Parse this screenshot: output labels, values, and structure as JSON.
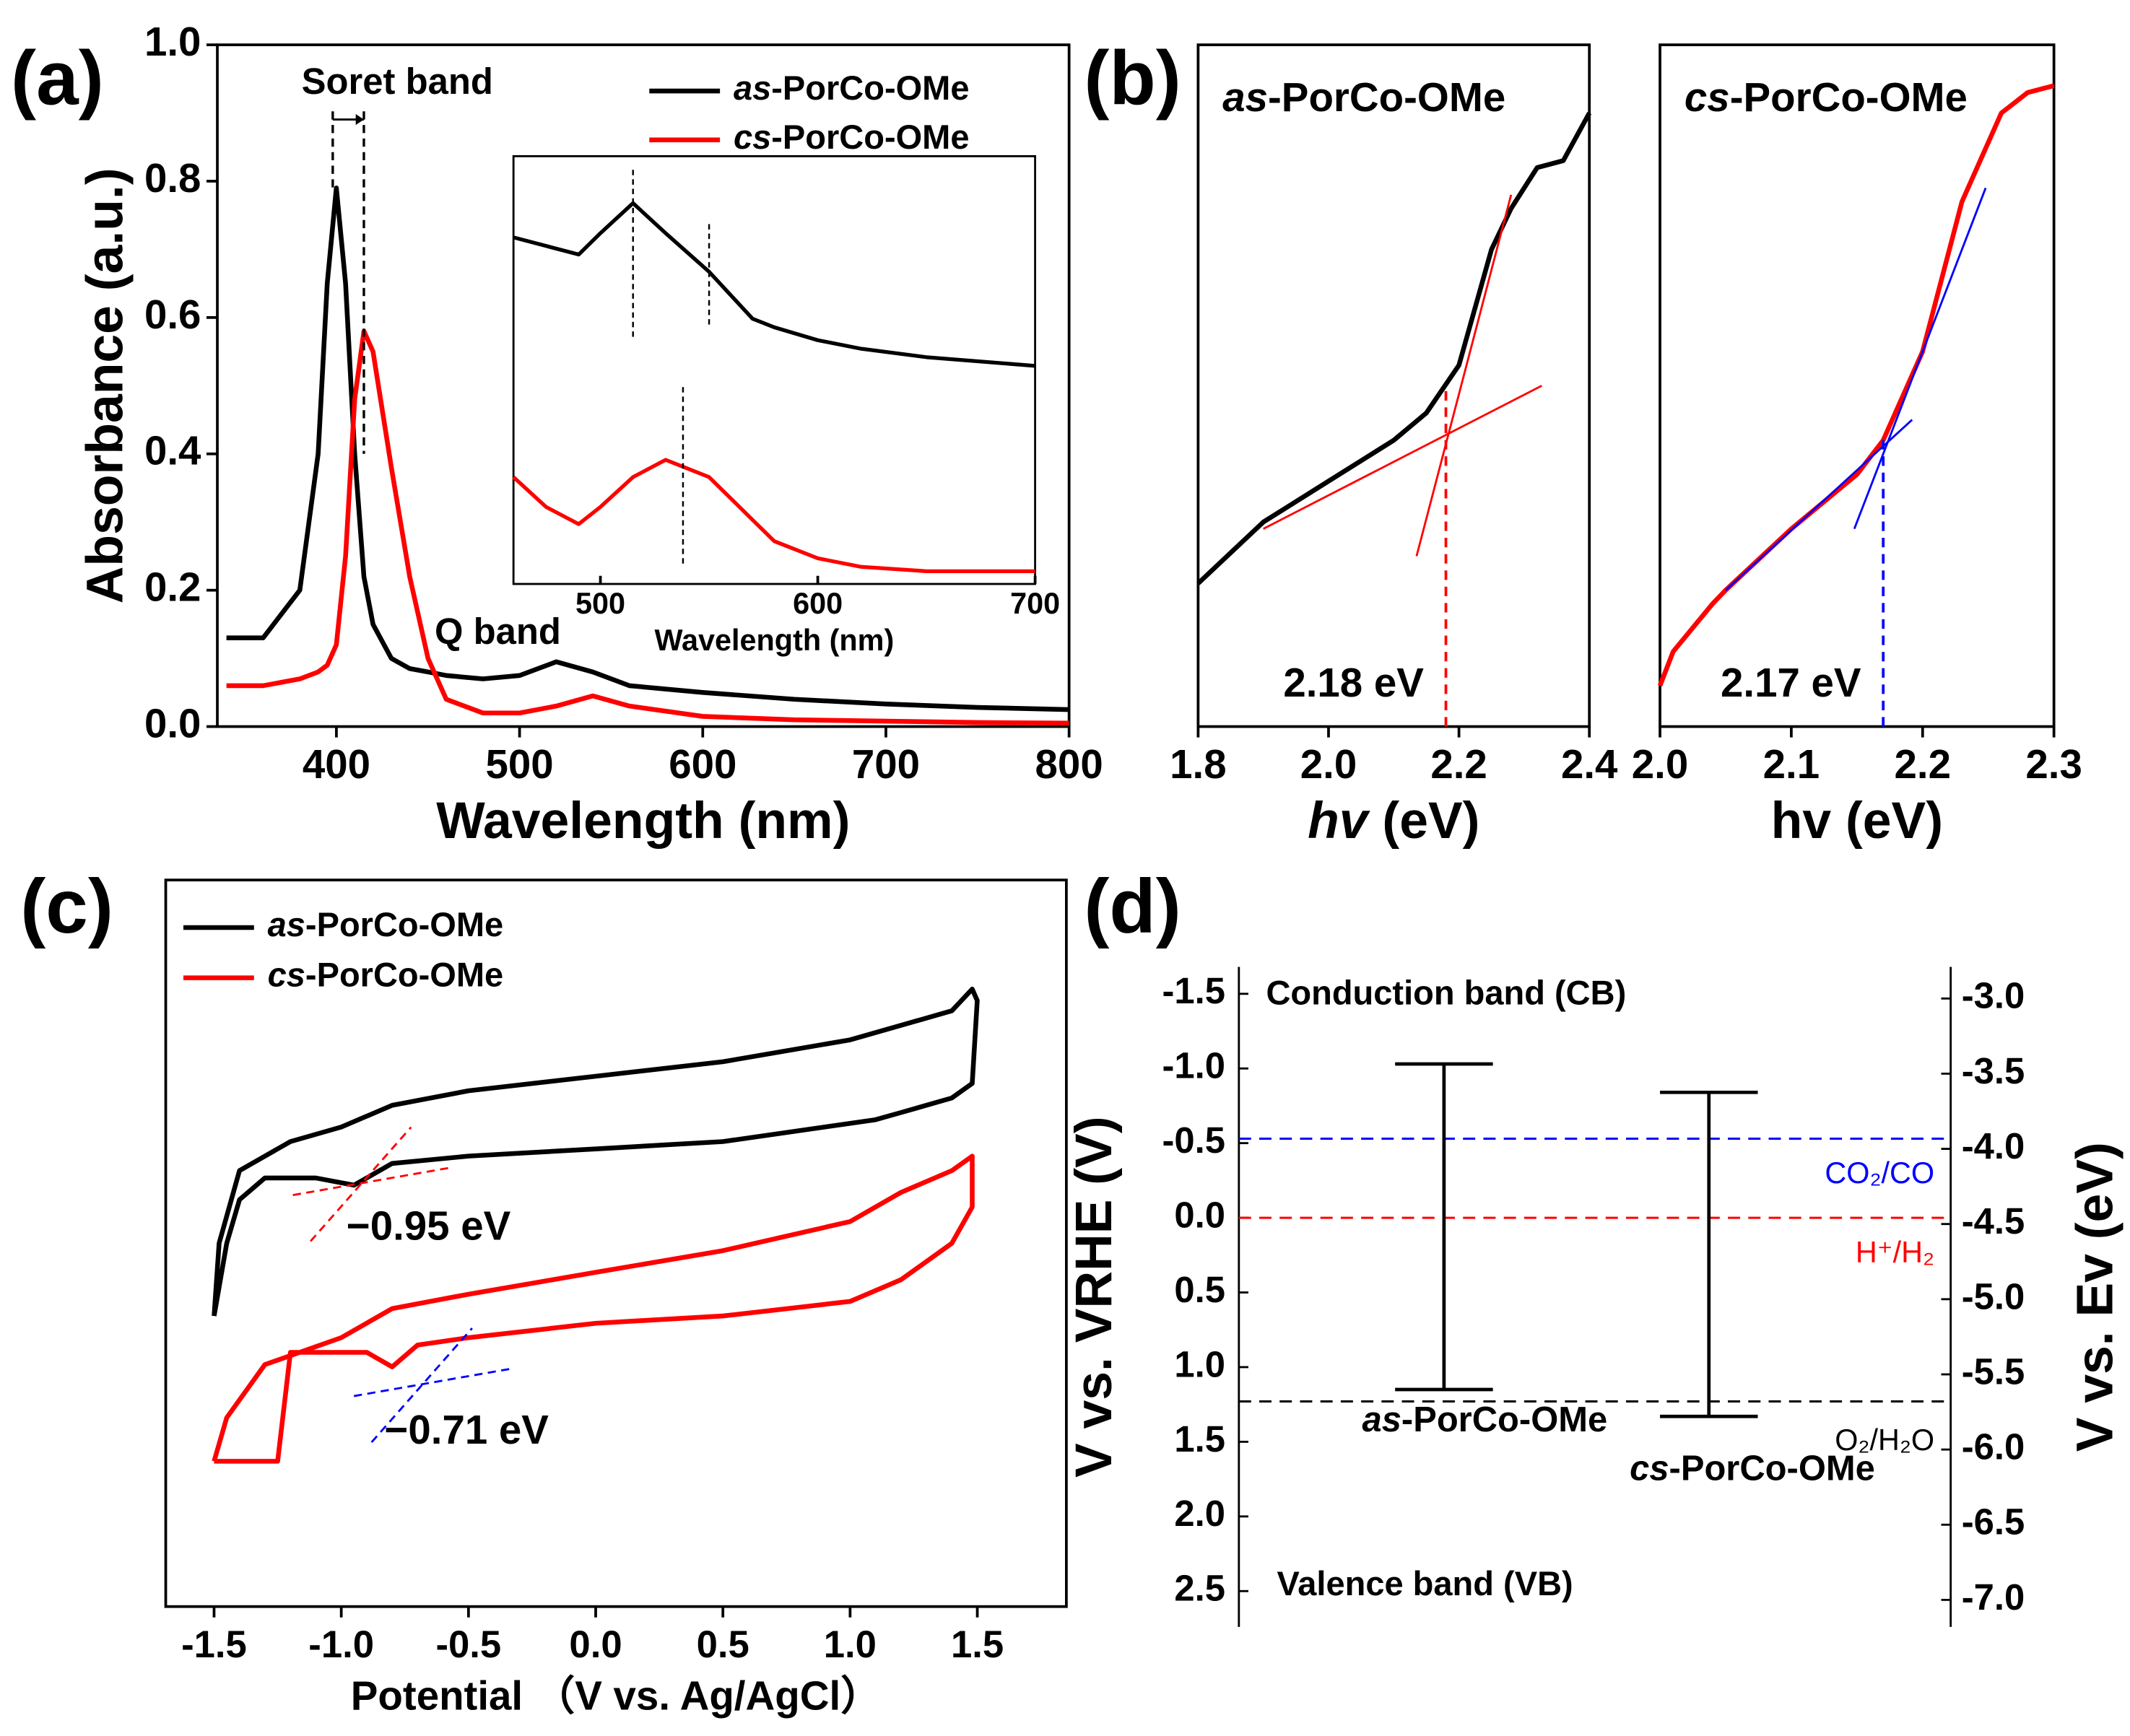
{
  "chart_data": [
    {
      "type": "line",
      "title": "(a)",
      "xlabel": "Wavelength (nm)",
      "ylabel": "Absorbance (a.u.)",
      "x": [
        340,
        360,
        380,
        390,
        395,
        400,
        405,
        410,
        415,
        420,
        430,
        440,
        450,
        460,
        480,
        500,
        520,
        540,
        560,
        600,
        650,
        700,
        750,
        800
      ],
      "series": [
        {
          "name": "as-PorCo-OMe",
          "color": "#000000",
          "values": [
            0.13,
            0.13,
            0.2,
            0.4,
            0.65,
            0.79,
            0.65,
            0.4,
            0.22,
            0.15,
            0.1,
            0.085,
            0.08,
            0.075,
            0.07,
            0.075,
            0.095,
            0.08,
            0.06,
            0.05,
            0.04,
            0.033,
            0.028,
            0.025
          ]
        },
        {
          "name": "cs-PorCo-OMe",
          "color": "#ff0000",
          "values": [
            0.06,
            0.06,
            0.07,
            0.08,
            0.09,
            0.12,
            0.25,
            0.48,
            0.58,
            0.55,
            0.38,
            0.22,
            0.1,
            0.04,
            0.02,
            0.02,
            0.03,
            0.045,
            0.03,
            0.015,
            0.01,
            0.008,
            0.006,
            0.005
          ]
        }
      ],
      "xlim": [
        335,
        800
      ],
      "xticks": [
        400,
        500,
        600,
        700,
        800
      ],
      "ylim": [
        0,
        1
      ],
      "yticks": [
        {
          "value": 0,
          "label": "0.0"
        },
        0.2,
        0.4,
        0.6,
        0.8,
        {
          "value": 1,
          "label": "1.0"
        }
      ],
      "annotations": [
        "Soret band",
        "Q band"
      ],
      "peaks": [
        398,
        415
      ]
    },
    {
      "type": "line",
      "xlabel": "Wavelength (nm)",
      "x": [
        460,
        475,
        490,
        500,
        515,
        530,
        550,
        570,
        580,
        600,
        620,
        650,
        700
      ],
      "series": [
        {
          "color": "#000000",
          "values": [
            0.81,
            0.79,
            0.77,
            0.82,
            0.89,
            0.82,
            0.73,
            0.62,
            0.6,
            0.57,
            0.55,
            0.53,
            0.51
          ]
        },
        {
          "color": "#ff0000",
          "values": [
            0.25,
            0.18,
            0.14,
            0.18,
            0.25,
            0.29,
            0.25,
            0.15,
            0.1,
            0.06,
            0.04,
            0.03,
            0.03
          ]
        }
      ],
      "xlim": [
        460,
        700
      ],
      "xticks": [
        500,
        600,
        700
      ],
      "ylim": [
        0,
        1
      ],
      "peaks": [
        515,
        550,
        538
      ]
    },
    {
      "type": "line",
      "title": "(b)",
      "subtitle": "as-PorCo-OMe",
      "xlabel": "hv (eV)",
      "x": [
        1.8,
        1.9,
        2.0,
        2.1,
        2.15,
        2.2,
        2.25,
        2.28,
        2.32,
        2.36,
        2.4
      ],
      "series": [
        {
          "color": "#000000",
          "values": [
            0.21,
            0.3,
            0.36,
            0.42,
            0.46,
            0.53,
            0.7,
            0.76,
            0.82,
            0.83,
            0.9
          ]
        }
      ],
      "fits": [
        {
          "color": "#ff0000",
          "x": [
            2.135,
            2.28
          ],
          "values": [
            0.25,
            0.78
          ]
        },
        {
          "color": "#ff0000",
          "x": [
            1.9,
            2.327
          ],
          "values": [
            0.29,
            0.5
          ]
        }
      ],
      "xlim": [
        1.8,
        2.4
      ],
      "xticks": [
        1.8,
        {
          "value": 2.0,
          "label": "2.0"
        },
        2.2,
        2.4
      ],
      "ylim": [
        0,
        1
      ],
      "onset": 2.18,
      "onset_label": "2.18 eV",
      "onset_color": "#ff0000"
    },
    {
      "type": "line",
      "subtitle": "cs-PorCo-OMe",
      "xlabel": "hv (eV)",
      "x": [
        2.0,
        2.01,
        2.04,
        2.05,
        2.1,
        2.15,
        2.17,
        2.2,
        2.23,
        2.26,
        2.28,
        2.3
      ],
      "series": [
        {
          "color": "#ff0000",
          "values": [
            0.06,
            0.11,
            0.18,
            0.2,
            0.29,
            0.37,
            0.42,
            0.55,
            0.77,
            0.9,
            0.93,
            0.94
          ]
        }
      ],
      "fits": [
        {
          "color": "#0000ff",
          "x": [
            2.05,
            2.192
          ],
          "values": [
            0.2,
            0.45
          ]
        },
        {
          "color": "#0000ff",
          "x": [
            2.148,
            2.248
          ],
          "values": [
            0.29,
            0.79
          ]
        }
      ],
      "xlim": [
        2.0,
        2.3
      ],
      "xticks": [
        {
          "value": 2.0,
          "label": "2.0"
        },
        2.1,
        2.2,
        2.3
      ],
      "ylim": [
        0,
        1
      ],
      "onset": 2.17,
      "onset_label": "2.17 eV",
      "onset_color": "#0000ff"
    },
    {
      "type": "line",
      "title": "(c)",
      "xlabel": "Potential （V vs. Ag/AgCl）",
      "series": [
        {
          "name": "as-PorCo-OMe",
          "color": "#000000",
          "x": [
            -1.5,
            -1.48,
            -1.4,
            -1.2,
            -1.0,
            -0.8,
            -0.5,
            0,
            0.5,
            1.0,
            1.2,
            1.4,
            1.48,
            1.5,
            1.48,
            1.4,
            1.2,
            1.1,
            0.5,
            0,
            -0.5,
            -0.8,
            -0.95,
            -1.1,
            -1.3,
            -1.4,
            -1.45,
            -1.5
          ],
          "values": [
            0.4,
            0.5,
            0.6,
            0.64,
            0.66,
            0.69,
            0.71,
            0.73,
            0.75,
            0.78,
            0.8,
            0.82,
            0.85,
            0.834,
            0.72,
            0.7,
            0.68,
            0.67,
            0.64,
            0.63,
            0.62,
            0.61,
            0.58,
            0.59,
            0.59,
            0.56,
            0.5,
            0.4
          ]
        },
        {
          "name": "cs-PorCo-OMe",
          "color": "#ff0000",
          "x": [
            -1.5,
            -1.45,
            -1.3,
            -1.0,
            -0.8,
            -0.5,
            0,
            0.5,
            1.0,
            1.2,
            1.4,
            1.48,
            1.48,
            1.4,
            1.2,
            1.0,
            0.5,
            0,
            -0.5,
            -0.7,
            -0.8,
            -0.9,
            -1.2,
            -1.25,
            -1.5
          ],
          "values": [
            0.2,
            0.26,
            0.333,
            0.37,
            0.41,
            0.43,
            0.46,
            0.49,
            0.53,
            0.57,
            0.6,
            0.62,
            0.55,
            0.5,
            0.45,
            0.42,
            0.4,
            0.39,
            0.37,
            0.36,
            0.33,
            0.35,
            0.35,
            0.2,
            0.2
          ]
        }
      ],
      "xlim": [
        -1.69,
        1.85
      ],
      "xticks": [
        -1.5,
        {
          "value": -1.0,
          "label": "-1.0"
        },
        -0.5,
        {
          "value": 0,
          "label": "0.0"
        },
        0.5,
        {
          "value": 1.0,
          "label": "1.0"
        },
        1.5
      ],
      "ylim": [
        0,
        1
      ],
      "onsets": [
        -0.95,
        -0.71
      ],
      "onset_labels": [
        "−0.95 eV",
        "−0.71 eV"
      ]
    },
    {
      "type": "energy",
      "title": "(d)",
      "ylabel": "V vs. VRHE (V)",
      "y2label": "V vs. Ev (eV)",
      "categories": [
        "as-PorCo-OMe",
        "cs-PorCo-OMe"
      ],
      "cb": [
        -1.03,
        -0.84
      ],
      "vb": [
        1.15,
        1.33
      ],
      "ylim": [
        -1.68,
        2.74
      ],
      "y_inverted": true,
      "yticks": [
        -1.5,
        {
          "value": -1.0,
          "label": "-1.0"
        },
        -0.5,
        {
          "value": 0,
          "label": "0.0"
        },
        0.5,
        {
          "value": 1.0,
          "label": "1.0"
        },
        1.5,
        {
          "value": 2.0,
          "label": "2.0"
        },
        2.5
      ],
      "y2lim": [
        -7.18,
        -2.79
      ],
      "y2ticks": [
        {
          "value": -3.0,
          "label": "-3.0"
        },
        -3.5,
        {
          "value": -4.0,
          "label": "-4.0"
        },
        -4.5,
        {
          "value": -5.0,
          "label": "-5.0"
        },
        -5.5,
        {
          "value": -6.0,
          "label": "-6.0"
        },
        -6.5,
        {
          "value": -7.0,
          "label": "-7.0"
        }
      ],
      "levels": [
        {
          "label": "CO₂/CO",
          "value": -0.53,
          "color": "#0000ff"
        },
        {
          "label": "H⁺/H₂",
          "value": 0,
          "color": "#ff0000"
        },
        {
          "label": "O₂/H₂O",
          "value": 1.23,
          "color": "#000000"
        }
      ],
      "annotations": [
        "Conduction band (CB)",
        "Valence band (VB)"
      ]
    }
  ]
}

◆ ◆ ◆ ◆ ◆ ◆ ◆

EXERCISE DESCRIPTION:
Search the entries for the word "subtitle", then list each line that holds it.

OUTPUT FOR THIS TASK:
      "subtitle": "as-PorCo-OMe",
      "subtitle": "cs-PorCo-OMe",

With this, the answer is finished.